What you will do: Each entry below is to be written out exactly, and the pictures are to be left out.
____
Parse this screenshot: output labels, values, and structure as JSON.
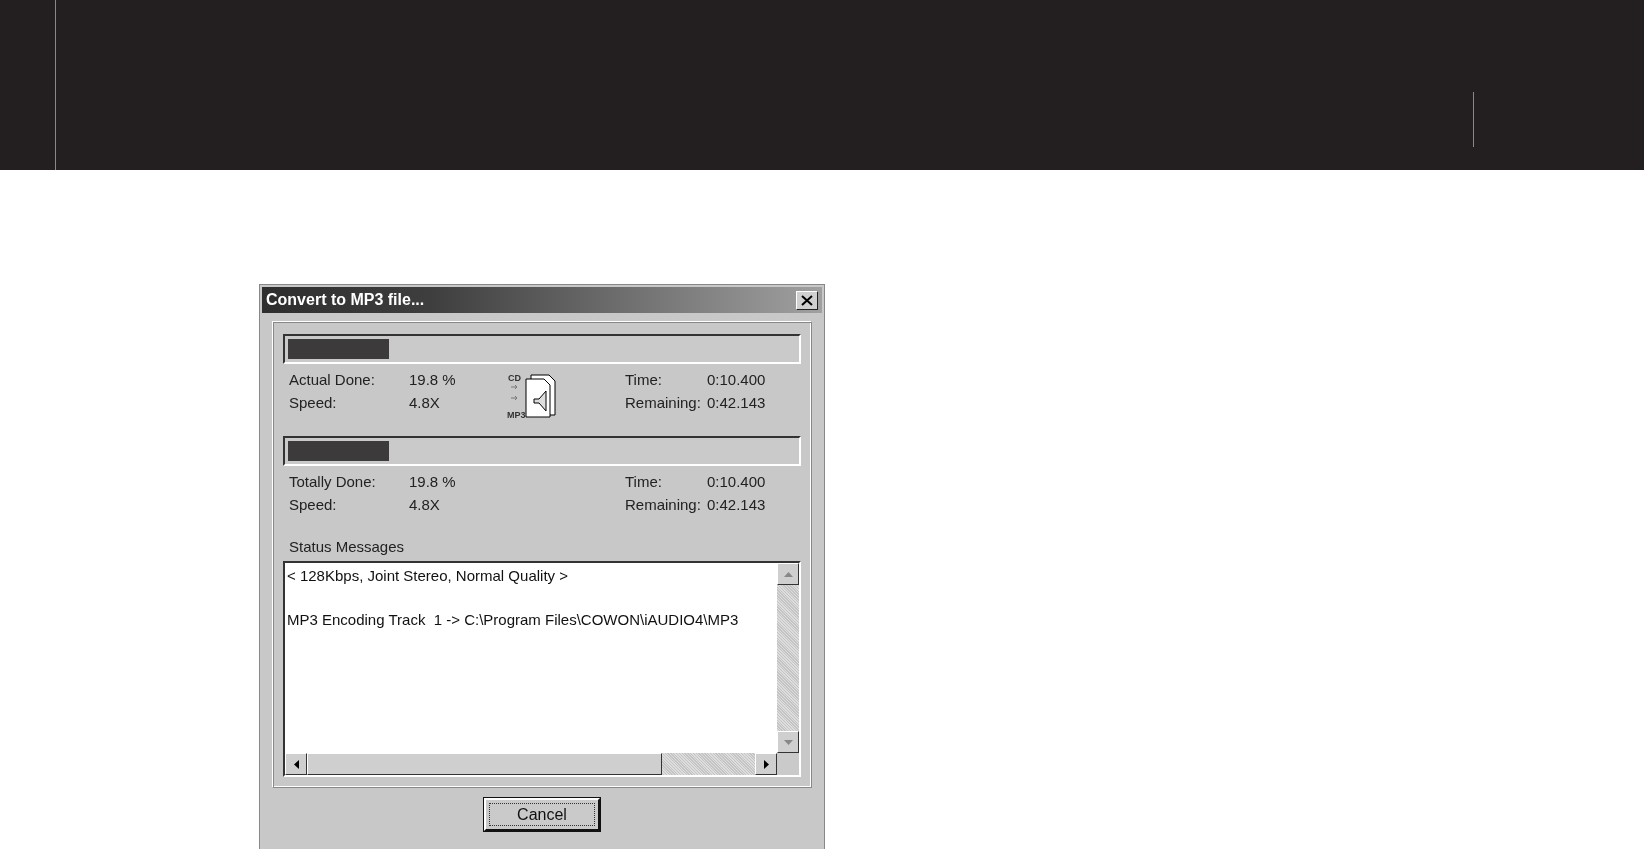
{
  "window": {
    "title": "Convert to MP3 file..."
  },
  "track": {
    "level": 0.198,
    "icon_labels": [
      "CD",
      "MP3"
    ],
    "left": [
      {
        "label": "Actual Done:",
        "value": "19.8 %"
      },
      {
        "label": "Speed:",
        "value": "4.8X"
      }
    ],
    "right": [
      {
        "label": "Time:",
        "value": "0:10.400"
      },
      {
        "label": "Remaining:",
        "value": "0:42.143"
      }
    ]
  },
  "total": {
    "level": 0.198,
    "left": [
      {
        "label": "Totally Done:",
        "value": "19.8 %"
      },
      {
        "label": "Speed:",
        "value": "4.8X"
      }
    ],
    "right": [
      {
        "label": "Time:",
        "value": "0:10.400"
      },
      {
        "label": "Remaining:",
        "value": "0:42.143"
      }
    ]
  },
  "status": {
    "label": "Status Messages",
    "lines": [
      "< 128Kbps, Joint Stereo, Normal Quality >",
      "MP3 Encoding Track  1 -> C:\\Program Files\\COWON\\iAUDIO4\\MP3"
    ]
  },
  "buttons": [
    "Cancel"
  ]
}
____
Output:
Parse this screenshot: output labels, values, and structure as JSON.
{
  "window": {
    "title": "Convert to MP3 file..."
  },
  "track": {
    "level": 0.198,
    "icon_labels": [
      "CD",
      "MP3"
    ],
    "left": [
      {
        "label": "Actual Done:",
        "value": "19.8 %"
      },
      {
        "label": "Speed:",
        "value": "4.8X"
      }
    ],
    "right": [
      {
        "label": "Time:",
        "value": "0:10.400"
      },
      {
        "label": "Remaining:",
        "value": "0:42.143"
      }
    ]
  },
  "total": {
    "level": 0.198,
    "left": [
      {
        "label": "Totally Done:",
        "value": "19.8 %"
      },
      {
        "label": "Speed:",
        "value": "4.8X"
      }
    ],
    "right": [
      {
        "label": "Time:",
        "value": "0:10.400"
      },
      {
        "label": "Remaining:",
        "value": "0:42.143"
      }
    ]
  },
  "status": {
    "label": "Status Messages",
    "lines": [
      "< 128Kbps, Joint Stereo, Normal Quality >",
      "MP3 Encoding Track  1 -> C:\\Program Files\\COWON\\iAUDIO4\\MP3"
    ]
  },
  "buttons": [
    "Cancel"
  ]
}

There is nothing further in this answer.